Records for processing:
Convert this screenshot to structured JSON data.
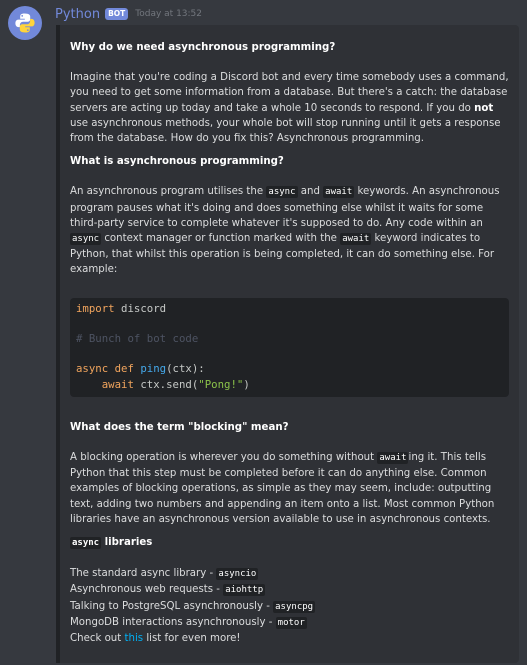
{
  "author": {
    "name": "Python",
    "tag": "BOT",
    "timestamp": "Today at 13:52",
    "avatar_icon": "python-logo"
  },
  "colors": {
    "username": "#7289da",
    "bot_tag_bg": "#7289da",
    "link": "#00b0f4",
    "embed_bg": "#2f3136",
    "background": "#36393f"
  },
  "embed": {
    "h1": "Why do we need asynchronous programming?",
    "p1_a": "Imagine that you're coding a Discord bot and every time somebody uses a command, you need to get some information from a database. But there's a catch: the database servers are acting up today and take a whole 10 seconds to respond. If you do ",
    "p1_not": "not",
    "p1_b": " use asynchronous methods, your whole bot will stop running until it gets a response from the database. How do you fix this? Asynchronous programming.",
    "h2": "What is asynchronous programming?",
    "p2_a": "An asynchronous program utilises the ",
    "p2_code1": "async",
    "p2_b": " and ",
    "p2_code2": "await",
    "p2_c": " keywords. An asynchronous program pauses what it's doing and does something else whilst it waits for some third-party service to complete whatever it's supposed to do. Any code within an ",
    "p2_code3": "async",
    "p2_d": " context manager or function marked with the ",
    "p2_code4": "await",
    "p2_e": " keyword indicates to Python, that whilst this operation is being completed, it can do something else. For example:",
    "code": {
      "l1_kw": "import",
      "l1_tx": " discord",
      "l3_cm": "# Bunch of bot code",
      "l5_kw1": "async",
      "l5_kw2": " def ",
      "l5_fn": "ping",
      "l5_tx": "(ctx):",
      "l6_kw": "    await",
      "l6_tx1": " ctx.send(",
      "l6_st": "\"Pong!\"",
      "l6_tx2": ")"
    },
    "h3": "What does the term \"blocking\" mean?",
    "p3_a": "A blocking operation is wherever you do something without ",
    "p3_code": "await",
    "p3_b": "ing it. This tells Python that this step must be completed before it can do anything else. Common examples of blocking operations, as simple as they may seem, include: outputting text, adding two numbers and appending an item onto a list. Most common Python libraries have an asynchronous version available to use in asynchronous contexts.",
    "h4_code": "async",
    "h4_text": " libraries",
    "libs": [
      {
        "text": "The standard async library - ",
        "code": "asyncio"
      },
      {
        "text": "Asynchronous web requests - ",
        "code": "aiohttp"
      },
      {
        "text": "Talking to PostgreSQL asynchronously - ",
        "code": "asyncpg"
      },
      {
        "text": "MongoDB interactions asynchronously - ",
        "code": "motor"
      }
    ],
    "last_a": "Check out ",
    "last_link": "this",
    "last_b": " list for even more!"
  }
}
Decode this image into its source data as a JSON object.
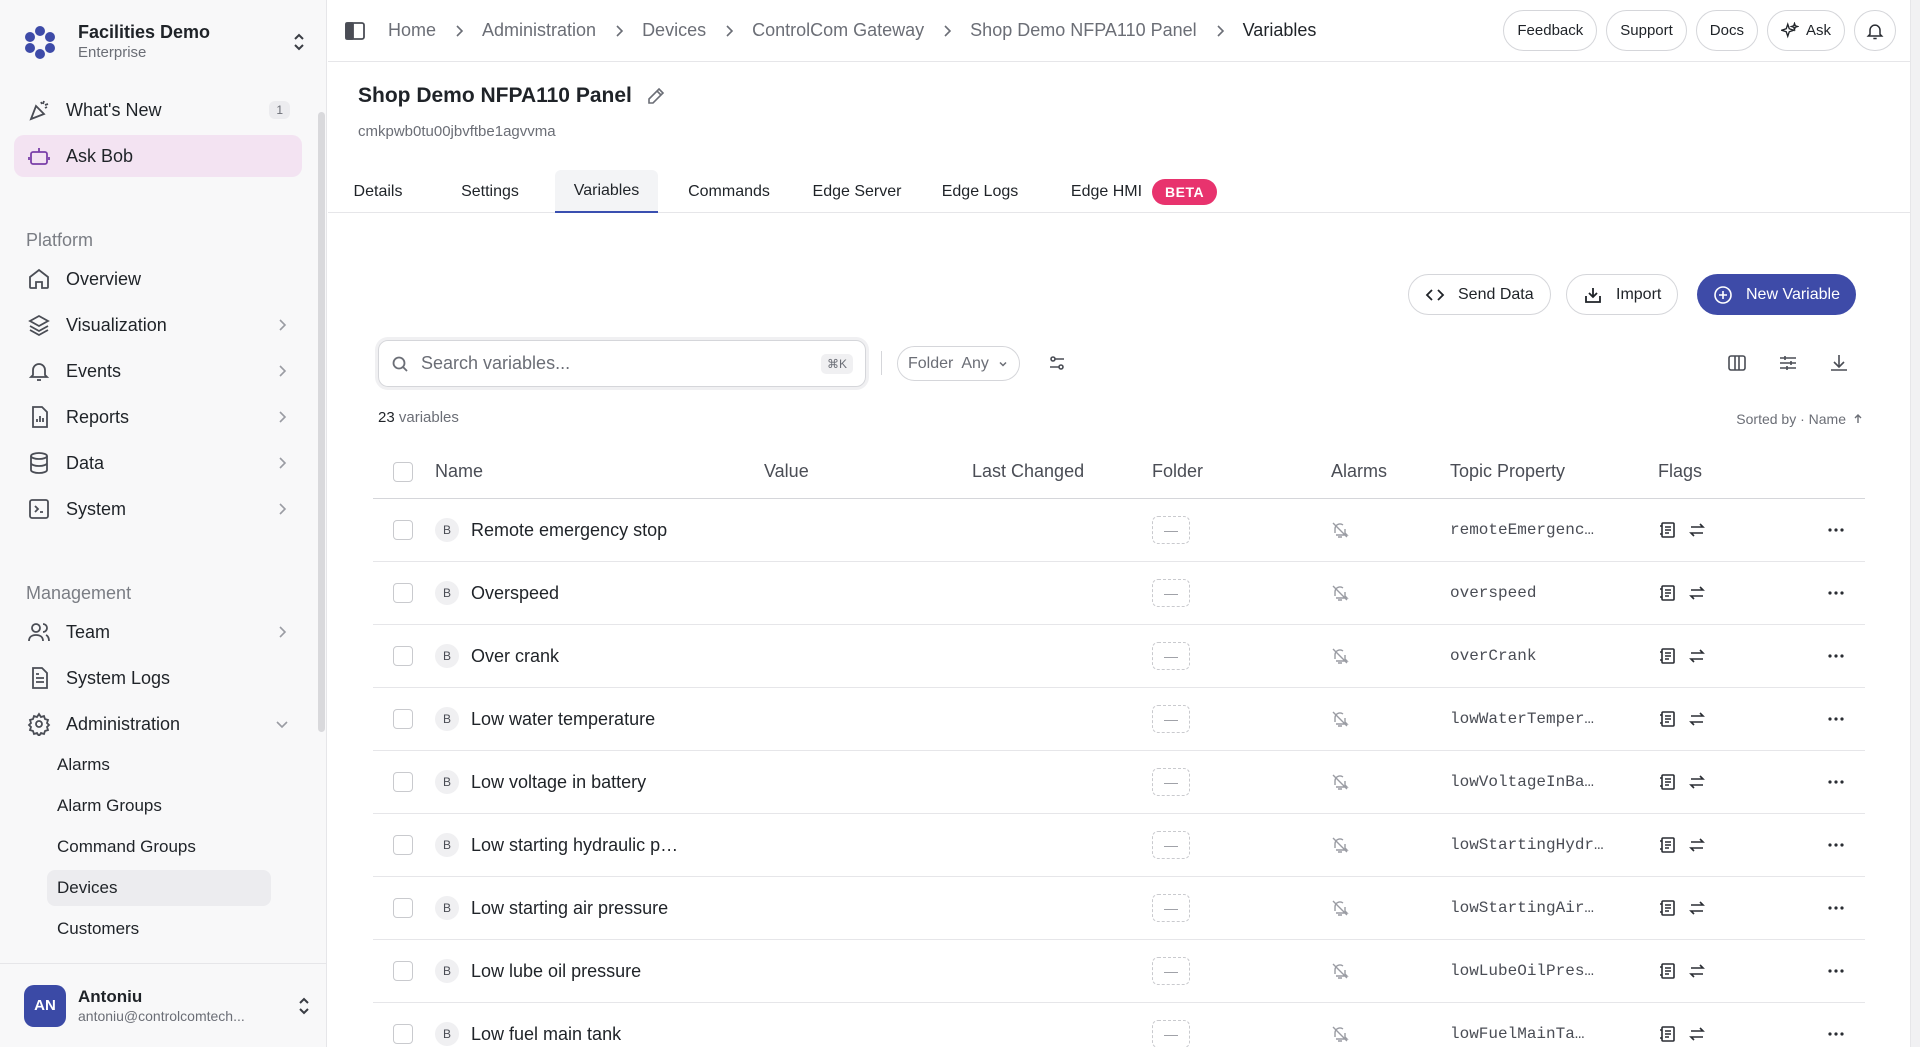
{
  "org": {
    "name": "Facilities Demo",
    "plan": "Enterprise"
  },
  "sidebar": {
    "top_items": [
      {
        "label": "What's New",
        "badge": "1"
      },
      {
        "label": "Ask Bob"
      }
    ],
    "platform_label": "Platform",
    "platform_items": [
      {
        "label": "Overview"
      },
      {
        "label": "Visualization"
      },
      {
        "label": "Events"
      },
      {
        "label": "Reports"
      },
      {
        "label": "Data"
      },
      {
        "label": "System"
      }
    ],
    "management_label": "Management",
    "management_items": [
      {
        "label": "Team"
      },
      {
        "label": "System Logs"
      },
      {
        "label": "Administration"
      }
    ],
    "admin_sub_items": [
      {
        "label": "Alarms"
      },
      {
        "label": "Alarm Groups"
      },
      {
        "label": "Command Groups"
      },
      {
        "label": "Devices"
      },
      {
        "label": "Customers"
      }
    ]
  },
  "user": {
    "initials": "AN",
    "name": "Antoniu",
    "email": "antoniu@controlcomtech..."
  },
  "breadcrumb": [
    "Home",
    "Administration",
    "Devices",
    "ControlCom Gateway",
    "Shop Demo NFPA110 Panel",
    "Variables"
  ],
  "top_actions": {
    "feedback": "Feedback",
    "support": "Support",
    "docs": "Docs",
    "ask": "Ask"
  },
  "page": {
    "title": "Shop Demo NFPA110 Panel",
    "device_id": "cmkpwb0tu00jbvftbe1agvvma"
  },
  "tabs": [
    "Details",
    "Settings",
    "Variables",
    "Commands",
    "Edge Server",
    "Edge Logs",
    "Edge HMI"
  ],
  "beta_label": "BETA",
  "actions": {
    "send_data": "Send Data",
    "import": "Import",
    "new_variable": "New Variable"
  },
  "search": {
    "placeholder": "Search variables...",
    "shortcut": "⌘K"
  },
  "folder_filter": {
    "label": "Folder",
    "value": "Any"
  },
  "summary": {
    "count": "23",
    "count_label": "variables",
    "sorted_by": "Sorted by · Name"
  },
  "table": {
    "headers": [
      "Name",
      "Value",
      "Last Changed",
      "Folder",
      "Alarms",
      "Topic Property",
      "Flags"
    ],
    "rows": [
      {
        "type": "B",
        "name": "Remote emergency stop",
        "folder": "—",
        "topic": "remoteEmergenc…"
      },
      {
        "type": "B",
        "name": "Overspeed",
        "folder": "—",
        "topic": "overspeed"
      },
      {
        "type": "B",
        "name": "Over crank",
        "folder": "—",
        "topic": "overCrank"
      },
      {
        "type": "B",
        "name": "Low water temperature",
        "folder": "—",
        "topic": "lowWaterTemper…"
      },
      {
        "type": "B",
        "name": "Low voltage in battery",
        "folder": "—",
        "topic": "lowVoltageInBa…"
      },
      {
        "type": "B",
        "name": "Low starting hydraulic p…",
        "folder": "—",
        "topic": "lowStartingHydr…"
      },
      {
        "type": "B",
        "name": "Low starting air pressure",
        "folder": "—",
        "topic": "lowStartingAir…"
      },
      {
        "type": "B",
        "name": "Low lube oil pressure",
        "folder": "—",
        "topic": "lowLubeOilPres…"
      },
      {
        "type": "B",
        "name": "Low fuel main tank",
        "folder": "—",
        "topic": "lowFuelMainTa…"
      }
    ]
  },
  "colors": {
    "accent": "#3e4ba8",
    "beta": "#e8336e",
    "active_nav": "#f3e3f2"
  }
}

Task description: The data should be printed again unchanged; leave its pictures out.

Output for this task:
Convert this screenshot to structured JSON data.
{
  "author": {
    "name": "Python",
    "tag": "BOT",
    "timestamp": "Today at 13:52",
    "avatar_icon": "python-logo"
  },
  "colors": {
    "username": "#7289da",
    "bot_tag_bg": "#7289da",
    "link": "#00b0f4",
    "embed_bg": "#2f3136",
    "background": "#36393f"
  },
  "embed": {
    "h1": "Why do we need asynchronous programming?",
    "p1_a": "Imagine that you're coding a Discord bot and every time somebody uses a command, you need to get some information from a database. But there's a catch: the database servers are acting up today and take a whole 10 seconds to respond. If you do ",
    "p1_not": "not",
    "p1_b": " use asynchronous methods, your whole bot will stop running until it gets a response from the database. How do you fix this? Asynchronous programming.",
    "h2": "What is asynchronous programming?",
    "p2_a": "An asynchronous program utilises the ",
    "p2_code1": "async",
    "p2_b": " and ",
    "p2_code2": "await",
    "p2_c": " keywords. An asynchronous program pauses what it's doing and does something else whilst it waits for some third-party service to complete whatever it's supposed to do. Any code within an ",
    "p2_code3": "async",
    "p2_d": " context manager or function marked with the ",
    "p2_code4": "await",
    "p2_e": " keyword indicates to Python, that whilst this operation is being completed, it can do something else. For example:",
    "code": {
      "l1_kw": "import",
      "l1_tx": " discord",
      "l3_cm": "# Bunch of bot code",
      "l5_kw1": "async",
      "l5_kw2": " def ",
      "l5_fn": "ping",
      "l5_tx": "(ctx):",
      "l6_kw": "    await",
      "l6_tx1": " ctx.send(",
      "l6_st": "\"Pong!\"",
      "l6_tx2": ")"
    },
    "h3": "What does the term \"blocking\" mean?",
    "p3_a": "A blocking operation is wherever you do something without ",
    "p3_code": "await",
    "p3_b": "ing it. This tells Python that this step must be completed before it can do anything else. Common examples of blocking operations, as simple as they may seem, include: outputting text, adding two numbers and appending an item onto a list. Most common Python libraries have an asynchronous version available to use in asynchronous contexts.",
    "h4_code": "async",
    "h4_text": " libraries",
    "libs": [
      {
        "text": "The standard async library - ",
        "code": "asyncio"
      },
      {
        "text": "Asynchronous web requests - ",
        "code": "aiohttp"
      },
      {
        "text": "Talking to PostgreSQL asynchronously - ",
        "code": "asyncpg"
      },
      {
        "text": "MongoDB interactions asynchronously - ",
        "code": "motor"
      }
    ],
    "last_a": "Check out ",
    "last_link": "this",
    "last_b": " list for even more!"
  }
}
Decode this image into its source data as a JSON object.
{
  "org": {
    "name": "Facilities Demo",
    "plan": "Enterprise"
  },
  "sidebar": {
    "top_items": [
      {
        "label": "What's New",
        "badge": "1"
      },
      {
        "label": "Ask Bob"
      }
    ],
    "platform_label": "Platform",
    "platform_items": [
      {
        "label": "Overview"
      },
      {
        "label": "Visualization"
      },
      {
        "label": "Events"
      },
      {
        "label": "Reports"
      },
      {
        "label": "Data"
      },
      {
        "label": "System"
      }
    ],
    "management_label": "Management",
    "management_items": [
      {
        "label": "Team"
      },
      {
        "label": "System Logs"
      },
      {
        "label": "Administration"
      }
    ],
    "admin_sub_items": [
      {
        "label": "Alarms"
      },
      {
        "label": "Alarm Groups"
      },
      {
        "label": "Command Groups"
      },
      {
        "label": "Devices"
      },
      {
        "label": "Customers"
      }
    ]
  },
  "user": {
    "initials": "AN",
    "name": "Antoniu",
    "email": "antoniu@controlcomtech..."
  },
  "breadcrumb": [
    "Home",
    "Administration",
    "Devices",
    "ControlCom Gateway",
    "Shop Demo NFPA110 Panel",
    "Variables"
  ],
  "top_actions": {
    "feedback": "Feedback",
    "support": "Support",
    "docs": "Docs",
    "ask": "Ask"
  },
  "page": {
    "title": "Shop Demo NFPA110 Panel",
    "device_id": "cmkpwb0tu00jbvftbe1agvvma"
  },
  "tabs": [
    "Details",
    "Settings",
    "Variables",
    "Commands",
    "Edge Server",
    "Edge Logs",
    "Edge HMI"
  ],
  "beta_label": "BETA",
  "actions": {
    "send_data": "Send Data",
    "import": "Import",
    "new_variable": "New Variable"
  },
  "search": {
    "placeholder": "Search variables...",
    "shortcut": "⌘K"
  },
  "folder_filter": {
    "label": "Folder",
    "value": "Any"
  },
  "summary": {
    "count": "23",
    "count_label": "variables",
    "sorted_by": "Sorted by · Name"
  },
  "table": {
    "headers": [
      "Name",
      "Value",
      "Last Changed",
      "Folder",
      "Alarms",
      "Topic Property",
      "Flags"
    ],
    "rows": [
      {
        "type": "B",
        "name": "Remote emergency stop",
        "folder": "—",
        "topic": "remoteEmergenc…"
      },
      {
        "type": "B",
        "name": "Overspeed",
        "folder": "—",
        "topic": "overspeed"
      },
      {
        "type": "B",
        "name": "Over crank",
        "folder": "—",
        "topic": "overCrank"
      },
      {
        "type": "B",
        "name": "Low water temperature",
        "folder": "—",
        "topic": "lowWaterTemper…"
      },
      {
        "type": "B",
        "name": "Low voltage in battery",
        "folder": "—",
        "topic": "lowVoltageInBa…"
      },
      {
        "type": "B",
        "name": "Low starting hydraulic p…",
        "folder": "—",
        "topic": "lowStartingHydr…"
      },
      {
        "type": "B",
        "name": "Low starting air pressure",
        "folder": "—",
        "topic": "lowStartingAir…"
      },
      {
        "type": "B",
        "name": "Low lube oil pressure",
        "folder": "—",
        "topic": "lowLubeOilPres…"
      },
      {
        "type": "B",
        "name": "Low fuel main tank",
        "folder": "—",
        "topic": "lowFuelMainTa…"
      }
    ]
  },
  "colors": {
    "accent": "#3e4ba8",
    "beta": "#e8336e",
    "active_nav": "#f3e3f2"
  }
}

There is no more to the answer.